AIM OF THE TASK: Output the material exactly, but drop every image it holds.

(Data entries)
## Begin

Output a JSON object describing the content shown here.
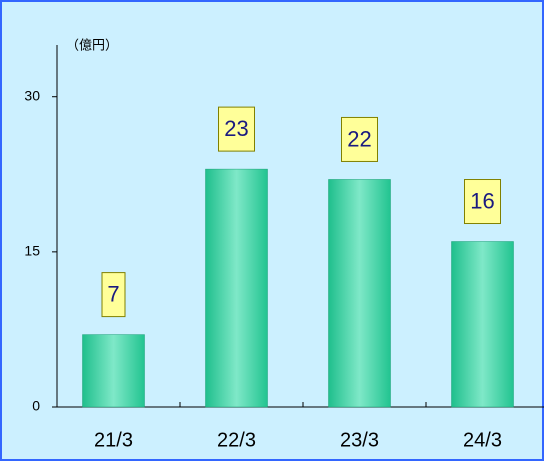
{
  "chart_data": {
    "type": "bar",
    "y_axis_label": "（億円）",
    "categories": [
      "21/3",
      "22/3",
      "23/3",
      "24/3"
    ],
    "values": [
      7,
      23,
      22,
      16
    ],
    "color": "#2ecf9c",
    "ylim": [
      0,
      35
    ],
    "yticks": [
      0,
      15,
      30
    ],
    "grid": false
  }
}
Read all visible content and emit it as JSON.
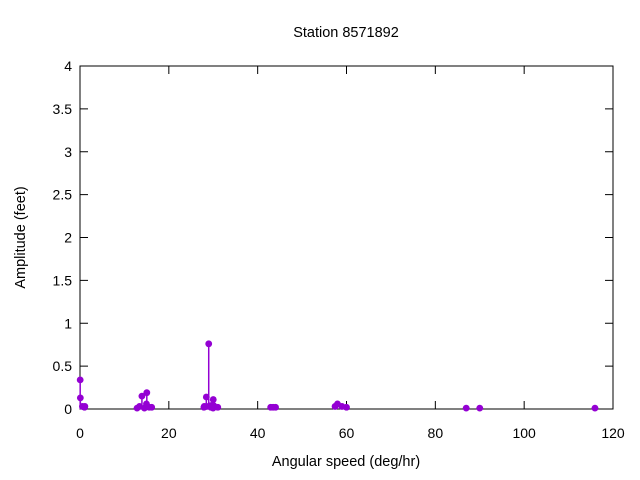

## End

RESULT OF THIS TASK:
Output a JSON object describing the content shown here.
{
  "chart_data": {
    "type": "bar",
    "y_axis_label": "（億円）",
    "categories": [
      "21/3",
      "22/3",
      "23/3",
      "24/3"
    ],
    "values": [
      7,
      23,
      22,
      16
    ],
    "color": "#2ecf9c",
    "ylim": [
      0,
      35
    ],
    "yticks": [
      0,
      15,
      30
    ],
    "grid": false
  }
}
Read all visible content and emit it as JSON.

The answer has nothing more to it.